§ **WHAT TO DO**
Write the records out again exactly, leaving no images in.

§ **EXTRACTED DATA**
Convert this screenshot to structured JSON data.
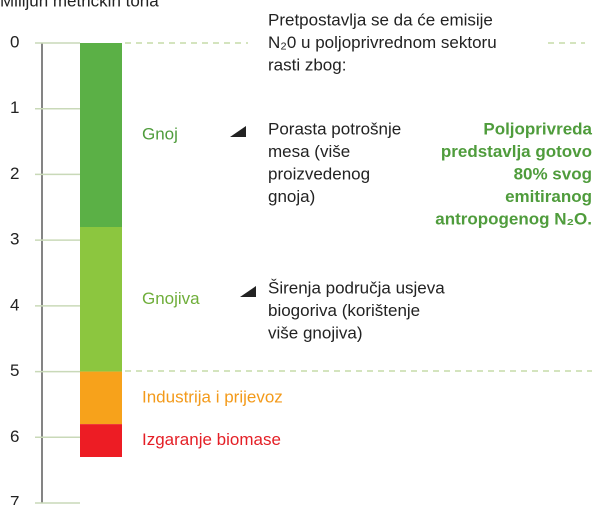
{
  "chart_data": {
    "type": "bar",
    "y_axis_label": "Milijun metričkih tona",
    "categories": [
      null
    ],
    "series": [
      {
        "name": "Gnoj",
        "color": "#5bb046",
        "label_color": "#4f9c3c",
        "values": [
          2.8
        ]
      },
      {
        "name": "Gnojiva",
        "color": "#8cc63f",
        "label_color": "#6fae3a",
        "values": [
          2.2
        ]
      },
      {
        "name": "Industrija i prijevoz",
        "color": "#f7a21b",
        "label_color": "#f39a1a",
        "values": [
          0.8
        ]
      },
      {
        "name": "Izgaranje biomase",
        "color": "#ed1c24",
        "label_color": "#e41f26",
        "values": [
          0.5
        ]
      }
    ],
    "ylim": [
      0,
      7
    ],
    "yticks": [
      0,
      1,
      2,
      3,
      4,
      5,
      6,
      7
    ],
    "y_inverted": true,
    "intro": [
      "Pretpostavlja se da će emisije",
      "N₂0 u poljoprivrednom sektoru",
      "rasti zbog:"
    ],
    "reasons": [
      [
        "Porasta potrošnje",
        "mesa (više",
        "proizvedenog",
        "gnoja)"
      ],
      [
        "Širenja područja usjeva",
        "biogoriva (korištenje",
        "više gnojiva)"
      ]
    ],
    "highlight": [
      "Poljoprivreda",
      "predstavlja gotovo",
      "80% svog",
      "emitiranog",
      "antropogenog N₂O."
    ]
  }
}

§ **TASK SOLUTION**
Convert this screenshot to structured JSON data.
{
  "chart_data": {
    "type": "bar",
    "y_axis_label": "Milijun metričkih tona",
    "categories": [
      null
    ],
    "series": [
      {
        "name": "Gnoj",
        "color": "#5bb046",
        "label_color": "#4f9c3c",
        "values": [
          2.8
        ]
      },
      {
        "name": "Gnojiva",
        "color": "#8cc63f",
        "label_color": "#6fae3a",
        "values": [
          2.2
        ]
      },
      {
        "name": "Industrija i prijevoz",
        "color": "#f7a21b",
        "label_color": "#f39a1a",
        "values": [
          0.8
        ]
      },
      {
        "name": "Izgaranje biomase",
        "color": "#ed1c24",
        "label_color": "#e41f26",
        "values": [
          0.5
        ]
      }
    ],
    "ylim": [
      0,
      7
    ],
    "yticks": [
      0,
      1,
      2,
      3,
      4,
      5,
      6,
      7
    ],
    "y_inverted": true,
    "intro": [
      "Pretpostavlja se da će emisije",
      "N₂0 u poljoprivrednom sektoru",
      "rasti zbog:"
    ],
    "reasons": [
      [
        "Porasta potrošnje",
        "mesa (više",
        "proizvedenog",
        "gnoja)"
      ],
      [
        "Širenja područja usjeva",
        "biogoriva (korištenje",
        "više gnojiva)"
      ]
    ],
    "highlight": [
      "Poljoprivreda",
      "predstavlja gotovo",
      "80% svog",
      "emitiranog",
      "antropogenog N₂O."
    ]
  }
}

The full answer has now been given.